# Any recommendations for Lake Simcoe Camping & Fishing?



## solarz (Aug 31, 2010)

Has anyone ever camped at Lake Simcoe? I'm looking for a place near the lake with a nice fishing spot, not too many trees and as few bugs as possible. Any recommendations?

Thanks!


----------



## AquaNekoMobile (Feb 26, 2010)

Haven't camped in many moons but what about having a mossie jacket with you? Keeps the mossies at bay and lets you widen the areas to go to if they're mossie infested but good biting fish.


----------



## hojimoe (Mar 7, 2008)

bugs are very bad this year, anywhere in the province. I've been out east, bugs where bad, muskoka and the bugs where bad, kawarthas, bugs where bad....

I usually don't bother even using bug spray because I don't itch from the bites (awesome) but there's an increase this year so the bugs annoy me, but still don't itch


----------



## solarz (Aug 31, 2010)

hojimoe said:


> bugs are very bad this year, anywhere in the province. I've been out east, bugs where bad, muskoka and the bugs where bad, kawarthas, bugs where bad....

DATASET CONTENT =
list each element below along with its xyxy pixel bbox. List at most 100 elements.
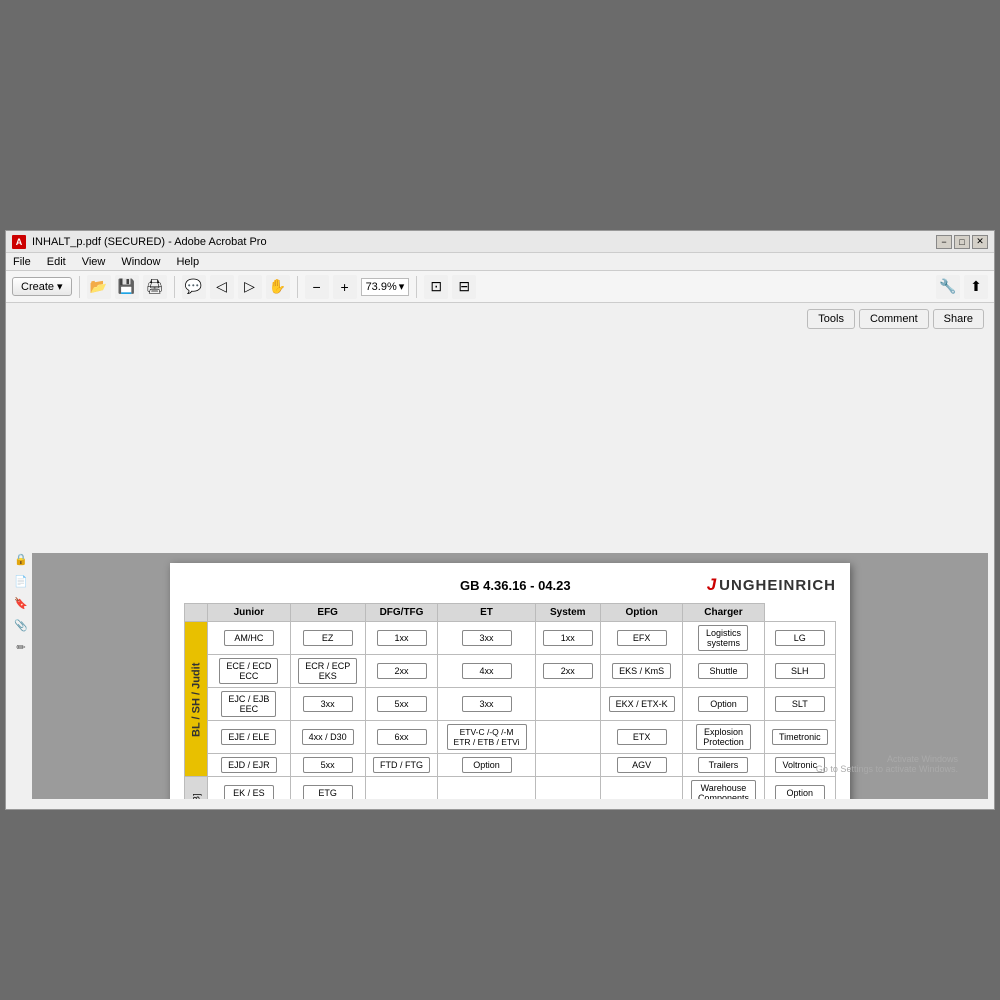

STATED GOAL 1 =
From the Lake Simcoe camping thread, copy the stretch from "Haven't camped in" through "good biting fish.".
STATED GOAL 2 =
In the Lake Simcoe camping thread, what does AquaNekoMobile suggest bringing along to keep mosquitoes away?
STATED GOAL 3 =
Go on with the Lake Simcoe camping thread from the point where it stops.

EXERCISE ANSWER 1 =
Haven't camped in many moons but what about having a mossie jacket with you? Keeps the mossies at bay and lets you widen the areas to go to if they're mossie infested but good biting fish.

EXERCISE ANSWER 2 =
A mossie jacket.

EXERCISE ANSWER 3 =
> 
> I usually don't bother even using bug spray because I don't itch from the bites (awesome) but there's an increase this year so the bugs annoy me, but still don't itch


yikes, that doesn't sound good...


----------



## Ciddian (Mar 15, 2006)

Bugs are HORRID! People think I have chicken pox lol...

But where I fished was on lake mead up in the muskoka area. What was really awesome was that the wind on that lake is always up, usually in the morning I could cast out without being bothered much at all.

Right around dusk it did get pretty bad, had to soak in deet..


----------



## AquaNeko (Jul 26, 2009)

Forgot where I heard this. Perhaps here or around the web. Instead of bathing in DEET you could spray up a mossie jacket with permethrin or DEET then don the jacket. Reduces the amount of chemicals on your skin.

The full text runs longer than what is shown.